*Written task:* Where a line holds the string "locuitori", return that line.

*Recorded data:*
## Begin

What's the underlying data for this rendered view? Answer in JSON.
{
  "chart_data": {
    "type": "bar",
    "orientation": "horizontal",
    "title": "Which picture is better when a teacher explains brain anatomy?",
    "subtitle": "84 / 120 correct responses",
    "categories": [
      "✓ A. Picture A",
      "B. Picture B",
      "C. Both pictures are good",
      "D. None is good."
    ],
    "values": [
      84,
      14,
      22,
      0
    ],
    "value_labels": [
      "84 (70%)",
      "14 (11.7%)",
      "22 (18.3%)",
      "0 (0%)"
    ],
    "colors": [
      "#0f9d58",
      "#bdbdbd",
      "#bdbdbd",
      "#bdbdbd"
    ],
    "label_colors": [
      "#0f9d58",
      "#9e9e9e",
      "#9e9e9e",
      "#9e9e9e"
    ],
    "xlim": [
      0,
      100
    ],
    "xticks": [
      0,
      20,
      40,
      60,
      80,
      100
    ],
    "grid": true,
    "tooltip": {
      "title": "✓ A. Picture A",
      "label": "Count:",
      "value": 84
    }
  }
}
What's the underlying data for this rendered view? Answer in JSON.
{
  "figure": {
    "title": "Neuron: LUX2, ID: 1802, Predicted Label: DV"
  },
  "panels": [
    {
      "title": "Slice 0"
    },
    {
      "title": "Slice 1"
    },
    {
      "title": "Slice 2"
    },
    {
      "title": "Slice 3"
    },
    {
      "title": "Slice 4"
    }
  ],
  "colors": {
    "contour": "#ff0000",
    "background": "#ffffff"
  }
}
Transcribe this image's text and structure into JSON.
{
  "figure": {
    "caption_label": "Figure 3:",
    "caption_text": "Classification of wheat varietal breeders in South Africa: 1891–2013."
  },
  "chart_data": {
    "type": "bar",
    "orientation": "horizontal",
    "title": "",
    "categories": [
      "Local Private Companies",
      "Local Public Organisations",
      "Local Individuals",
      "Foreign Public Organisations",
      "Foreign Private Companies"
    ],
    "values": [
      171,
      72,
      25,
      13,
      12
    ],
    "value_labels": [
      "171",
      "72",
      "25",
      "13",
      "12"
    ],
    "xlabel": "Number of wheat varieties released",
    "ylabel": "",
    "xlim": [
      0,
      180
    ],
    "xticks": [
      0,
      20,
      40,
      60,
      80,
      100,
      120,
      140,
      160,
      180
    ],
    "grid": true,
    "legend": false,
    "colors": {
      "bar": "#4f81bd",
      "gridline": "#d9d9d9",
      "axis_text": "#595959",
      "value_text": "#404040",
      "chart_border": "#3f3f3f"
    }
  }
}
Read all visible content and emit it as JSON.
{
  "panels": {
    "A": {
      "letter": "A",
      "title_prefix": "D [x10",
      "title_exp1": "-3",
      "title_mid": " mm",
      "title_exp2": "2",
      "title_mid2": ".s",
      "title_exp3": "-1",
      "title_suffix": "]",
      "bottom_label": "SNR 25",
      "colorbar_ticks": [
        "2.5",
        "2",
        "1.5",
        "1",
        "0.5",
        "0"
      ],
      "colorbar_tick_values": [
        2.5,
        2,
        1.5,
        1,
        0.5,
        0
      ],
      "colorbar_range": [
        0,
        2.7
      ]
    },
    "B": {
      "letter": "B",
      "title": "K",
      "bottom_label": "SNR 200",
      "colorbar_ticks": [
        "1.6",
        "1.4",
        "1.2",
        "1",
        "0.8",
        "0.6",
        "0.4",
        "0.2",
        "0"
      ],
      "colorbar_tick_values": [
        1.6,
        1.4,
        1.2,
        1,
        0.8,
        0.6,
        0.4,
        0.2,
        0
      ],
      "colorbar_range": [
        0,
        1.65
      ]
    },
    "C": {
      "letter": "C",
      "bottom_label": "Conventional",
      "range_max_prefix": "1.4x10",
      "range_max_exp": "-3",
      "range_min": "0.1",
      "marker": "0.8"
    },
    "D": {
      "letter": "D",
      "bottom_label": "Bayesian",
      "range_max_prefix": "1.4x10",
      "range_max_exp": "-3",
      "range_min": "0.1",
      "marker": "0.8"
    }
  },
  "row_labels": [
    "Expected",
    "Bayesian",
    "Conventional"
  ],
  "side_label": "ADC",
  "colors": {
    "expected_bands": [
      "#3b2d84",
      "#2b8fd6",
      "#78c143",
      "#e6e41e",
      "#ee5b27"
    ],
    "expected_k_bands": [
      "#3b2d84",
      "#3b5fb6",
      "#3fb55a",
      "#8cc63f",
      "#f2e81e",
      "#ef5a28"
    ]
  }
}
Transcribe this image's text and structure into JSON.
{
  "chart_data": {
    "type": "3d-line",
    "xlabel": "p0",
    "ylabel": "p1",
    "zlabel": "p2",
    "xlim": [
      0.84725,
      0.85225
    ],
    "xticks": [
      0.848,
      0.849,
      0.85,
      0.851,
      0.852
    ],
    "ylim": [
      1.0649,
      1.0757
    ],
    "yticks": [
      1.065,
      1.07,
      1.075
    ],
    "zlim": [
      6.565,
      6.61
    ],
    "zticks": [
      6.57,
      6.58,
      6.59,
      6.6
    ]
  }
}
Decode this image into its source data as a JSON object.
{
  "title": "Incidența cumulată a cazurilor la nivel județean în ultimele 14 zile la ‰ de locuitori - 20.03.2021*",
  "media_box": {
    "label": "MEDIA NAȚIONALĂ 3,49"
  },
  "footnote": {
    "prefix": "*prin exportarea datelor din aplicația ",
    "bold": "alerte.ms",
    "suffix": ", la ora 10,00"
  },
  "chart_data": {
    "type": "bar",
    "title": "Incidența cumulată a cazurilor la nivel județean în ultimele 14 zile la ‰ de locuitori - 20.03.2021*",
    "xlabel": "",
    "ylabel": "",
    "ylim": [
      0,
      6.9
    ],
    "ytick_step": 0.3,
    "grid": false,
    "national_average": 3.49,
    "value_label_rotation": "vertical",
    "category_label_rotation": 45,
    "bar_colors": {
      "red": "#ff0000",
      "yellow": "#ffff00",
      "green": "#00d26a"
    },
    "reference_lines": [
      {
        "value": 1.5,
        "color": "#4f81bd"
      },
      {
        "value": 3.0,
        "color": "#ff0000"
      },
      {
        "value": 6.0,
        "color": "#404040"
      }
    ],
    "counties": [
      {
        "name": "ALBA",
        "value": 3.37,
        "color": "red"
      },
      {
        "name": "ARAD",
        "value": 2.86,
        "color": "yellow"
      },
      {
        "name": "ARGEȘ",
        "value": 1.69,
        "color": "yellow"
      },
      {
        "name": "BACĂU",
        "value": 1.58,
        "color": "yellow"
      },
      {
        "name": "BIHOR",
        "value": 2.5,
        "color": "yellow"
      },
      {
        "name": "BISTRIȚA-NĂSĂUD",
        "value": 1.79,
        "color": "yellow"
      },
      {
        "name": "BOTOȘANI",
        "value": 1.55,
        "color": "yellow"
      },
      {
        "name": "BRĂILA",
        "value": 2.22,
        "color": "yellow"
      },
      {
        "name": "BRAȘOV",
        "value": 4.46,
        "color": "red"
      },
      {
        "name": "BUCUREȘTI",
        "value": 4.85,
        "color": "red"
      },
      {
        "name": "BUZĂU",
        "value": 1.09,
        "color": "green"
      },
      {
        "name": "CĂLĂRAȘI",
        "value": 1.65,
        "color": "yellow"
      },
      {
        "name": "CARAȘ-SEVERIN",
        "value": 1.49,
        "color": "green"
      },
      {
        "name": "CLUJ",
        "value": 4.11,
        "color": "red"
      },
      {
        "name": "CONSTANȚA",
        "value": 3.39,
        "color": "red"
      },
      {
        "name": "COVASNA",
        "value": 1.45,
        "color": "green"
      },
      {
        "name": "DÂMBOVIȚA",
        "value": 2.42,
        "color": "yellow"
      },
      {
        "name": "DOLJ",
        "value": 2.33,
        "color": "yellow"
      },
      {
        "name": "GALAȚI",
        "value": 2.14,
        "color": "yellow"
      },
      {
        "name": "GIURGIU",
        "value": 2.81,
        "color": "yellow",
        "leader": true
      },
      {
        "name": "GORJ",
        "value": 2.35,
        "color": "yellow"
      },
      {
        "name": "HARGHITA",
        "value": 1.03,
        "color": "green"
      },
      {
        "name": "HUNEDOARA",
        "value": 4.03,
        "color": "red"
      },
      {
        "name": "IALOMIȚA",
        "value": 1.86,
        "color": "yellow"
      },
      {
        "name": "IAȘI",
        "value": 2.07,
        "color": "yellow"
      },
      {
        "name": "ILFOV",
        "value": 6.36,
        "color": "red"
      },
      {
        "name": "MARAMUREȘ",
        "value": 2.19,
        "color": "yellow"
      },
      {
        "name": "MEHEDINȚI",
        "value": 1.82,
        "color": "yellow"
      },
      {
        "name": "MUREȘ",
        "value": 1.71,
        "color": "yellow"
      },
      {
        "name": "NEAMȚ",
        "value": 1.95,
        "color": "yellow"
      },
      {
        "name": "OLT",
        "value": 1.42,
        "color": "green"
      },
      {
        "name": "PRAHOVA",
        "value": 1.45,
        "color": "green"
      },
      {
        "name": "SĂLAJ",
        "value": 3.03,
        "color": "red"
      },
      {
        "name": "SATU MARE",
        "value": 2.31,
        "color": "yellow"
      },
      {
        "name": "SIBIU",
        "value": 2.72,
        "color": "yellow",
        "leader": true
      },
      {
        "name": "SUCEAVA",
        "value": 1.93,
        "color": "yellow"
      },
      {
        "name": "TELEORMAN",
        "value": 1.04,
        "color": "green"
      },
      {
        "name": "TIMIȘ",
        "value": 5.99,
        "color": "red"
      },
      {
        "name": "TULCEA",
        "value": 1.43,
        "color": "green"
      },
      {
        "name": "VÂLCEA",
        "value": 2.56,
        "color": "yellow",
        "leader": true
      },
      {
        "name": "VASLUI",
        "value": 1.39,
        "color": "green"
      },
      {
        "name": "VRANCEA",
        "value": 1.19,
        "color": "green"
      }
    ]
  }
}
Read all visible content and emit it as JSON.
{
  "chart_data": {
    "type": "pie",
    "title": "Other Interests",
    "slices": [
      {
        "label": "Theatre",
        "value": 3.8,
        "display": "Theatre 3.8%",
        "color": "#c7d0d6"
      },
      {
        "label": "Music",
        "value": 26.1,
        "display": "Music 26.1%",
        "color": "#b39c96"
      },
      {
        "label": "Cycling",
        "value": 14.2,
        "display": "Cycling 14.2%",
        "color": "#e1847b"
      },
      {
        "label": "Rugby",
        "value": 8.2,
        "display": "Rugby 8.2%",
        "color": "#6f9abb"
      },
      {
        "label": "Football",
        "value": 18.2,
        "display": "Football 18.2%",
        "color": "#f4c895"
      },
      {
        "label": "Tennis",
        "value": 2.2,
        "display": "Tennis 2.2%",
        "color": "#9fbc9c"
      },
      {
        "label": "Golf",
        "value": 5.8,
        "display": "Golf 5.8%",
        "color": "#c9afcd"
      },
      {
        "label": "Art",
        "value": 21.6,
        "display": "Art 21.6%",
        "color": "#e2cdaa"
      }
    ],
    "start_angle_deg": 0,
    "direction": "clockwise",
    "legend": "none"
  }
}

## End

*Full output:*
  "title": "Incidența cumulată a cazurilor la nivel județean în ultimele 14 zile la ‰ de locuitori - 20.03.2021*",
    "title": "Incidența cumulată a cazurilor la nivel județean în ultimele 14 zile la ‰ de locuitori - 20.03.2021*",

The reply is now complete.